■ **Provided information**
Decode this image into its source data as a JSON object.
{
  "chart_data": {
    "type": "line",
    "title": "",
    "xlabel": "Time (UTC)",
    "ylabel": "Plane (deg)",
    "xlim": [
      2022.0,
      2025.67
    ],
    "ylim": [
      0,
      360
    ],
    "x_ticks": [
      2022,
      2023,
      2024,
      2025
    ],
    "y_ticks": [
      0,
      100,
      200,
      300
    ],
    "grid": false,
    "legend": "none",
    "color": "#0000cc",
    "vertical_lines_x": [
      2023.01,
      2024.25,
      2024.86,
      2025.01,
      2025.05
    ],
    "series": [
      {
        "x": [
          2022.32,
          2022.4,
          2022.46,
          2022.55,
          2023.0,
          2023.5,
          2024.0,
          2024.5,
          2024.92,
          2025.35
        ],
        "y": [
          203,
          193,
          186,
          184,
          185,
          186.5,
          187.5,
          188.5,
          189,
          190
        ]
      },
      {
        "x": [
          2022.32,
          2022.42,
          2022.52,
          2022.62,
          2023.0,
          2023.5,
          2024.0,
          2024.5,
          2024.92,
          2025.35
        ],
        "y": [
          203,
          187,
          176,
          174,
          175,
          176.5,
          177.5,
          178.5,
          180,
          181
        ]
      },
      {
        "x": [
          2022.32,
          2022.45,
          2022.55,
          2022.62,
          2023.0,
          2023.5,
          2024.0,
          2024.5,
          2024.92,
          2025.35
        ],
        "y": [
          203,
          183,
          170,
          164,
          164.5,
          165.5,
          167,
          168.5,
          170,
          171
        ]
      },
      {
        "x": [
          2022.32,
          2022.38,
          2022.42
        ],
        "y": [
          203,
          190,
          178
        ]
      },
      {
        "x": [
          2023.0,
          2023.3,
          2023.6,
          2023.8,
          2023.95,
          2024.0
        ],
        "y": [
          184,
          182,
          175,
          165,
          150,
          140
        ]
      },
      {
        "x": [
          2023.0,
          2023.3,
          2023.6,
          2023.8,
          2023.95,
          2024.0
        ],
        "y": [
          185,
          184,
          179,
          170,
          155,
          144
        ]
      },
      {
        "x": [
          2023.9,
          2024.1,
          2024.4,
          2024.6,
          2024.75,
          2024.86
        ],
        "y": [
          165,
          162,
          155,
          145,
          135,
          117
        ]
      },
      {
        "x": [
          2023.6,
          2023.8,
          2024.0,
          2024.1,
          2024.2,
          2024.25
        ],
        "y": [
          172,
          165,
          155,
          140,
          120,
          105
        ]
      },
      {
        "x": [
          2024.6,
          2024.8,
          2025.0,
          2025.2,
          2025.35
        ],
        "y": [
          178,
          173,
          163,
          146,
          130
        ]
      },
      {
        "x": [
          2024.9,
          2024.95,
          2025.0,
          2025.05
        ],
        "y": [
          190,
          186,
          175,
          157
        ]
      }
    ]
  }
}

■ **Short task**
All of the data needs to be printed once more, exactly.

■ **Output**
Decode this image into its source data as a JSON object.
{
  "chart_data": {
    "type": "line",
    "title": "",
    "xlabel": "Time (UTC)",
    "ylabel": "Plane (deg)",
    "xlim": [
      2022.0,
      2025.67
    ],
    "ylim": [
      0,
      360
    ],
    "x_ticks": [
      2022,
      2023,
      2024,
      2025
    ],
    "y_ticks": [
      0,
      100,
      200,
      300
    ],
    "grid": false,
    "legend": "none",
    "color": "#0000cc",
    "vertical_lines_x": [
      2023.01,
      2024.25,
      2024.86,
      2025.01,
      2025.05
    ],
    "series": [
      {
        "x": [
          2022.32,
          2022.4,
          2022.46,
          2022.55,
          2023.0,
          2023.5,
          2024.0,
          2024.5,
          2024.92,
          2025.35
        ],
        "y": [
          203,
          193,
          186,
          184,
          185,
          186.5,
          187.5,
          188.5,
          189,
          190
        ]
      },
      {
        "x": [
          2022.32,
          2022.42,
          2022.52,
          2022.62,
          2023.0,
          2023.5,
          2024.0,
          2024.5,
          2024.92,
          2025.35
        ],
        "y": [
          203,
          187,
          176,
          174,
          175,
          176.5,
          177.5,
          178.5,
          180,
          181
        ]
      },
      {
        "x": [
          2022.32,
          2022.45,
          2022.55,
          2022.62,
          2023.0,
          2023.5,
          2024.0,
          2024.5,
          2024.92,
          2025.35
        ],
        "y": [
          203,
          183,
          170,
          164,
          164.5,
          165.5,
          167,
          168.5,
          170,
          171
        ]
      },
      {
        "x": [
          2022.32,
          2022.38,
          2022.42
        ],
        "y": [
          203,
          190,
          178
        ]
      },
      {
        "x": [
          2023.0,
          2023.3,
          2023.6,
          2023.8,
          2023.95,
          2024.0
        ],
        "y": [
          184,
          182,
          175,
          165,
          150,
          140
        ]
      },
      {
        "x": [
          2023.0,
          2023.3,
          2023.6,
          2023.8,
          2023.95,
          2024.0
        ],
        "y": [
          185,
          184,
          179,
          170,
          155,
          144
        ]
      },
      {
        "x": [
          2023.9,
          2024.1,
          2024.4,
          2024.6,
          2024.75,
          2024.86
        ],
        "y": [
          165,
          162,
          155,
          145,
          135,
          117
        ]
      },
      {
        "x": [
          2023.6,
          2023.8,
          2024.0,
          2024.1,
          2024.2,
          2024.25
        ],
        "y": [
          172,
          165,
          155,
          140,
          120,
          105
        ]
      },
      {
        "x": [
          2024.6,
          2024.8,
          2025.0,
          2025.2,
          2025.35
        ],
        "y": [
          178,
          173,
          163,
          146,
          130
        ]
      },
      {
        "x": [
          2024.9,
          2024.95,
          2025.0,
          2025.05
        ],
        "y": [
          190,
          186,
          175,
          157
        ]
      }
    ]
  }
}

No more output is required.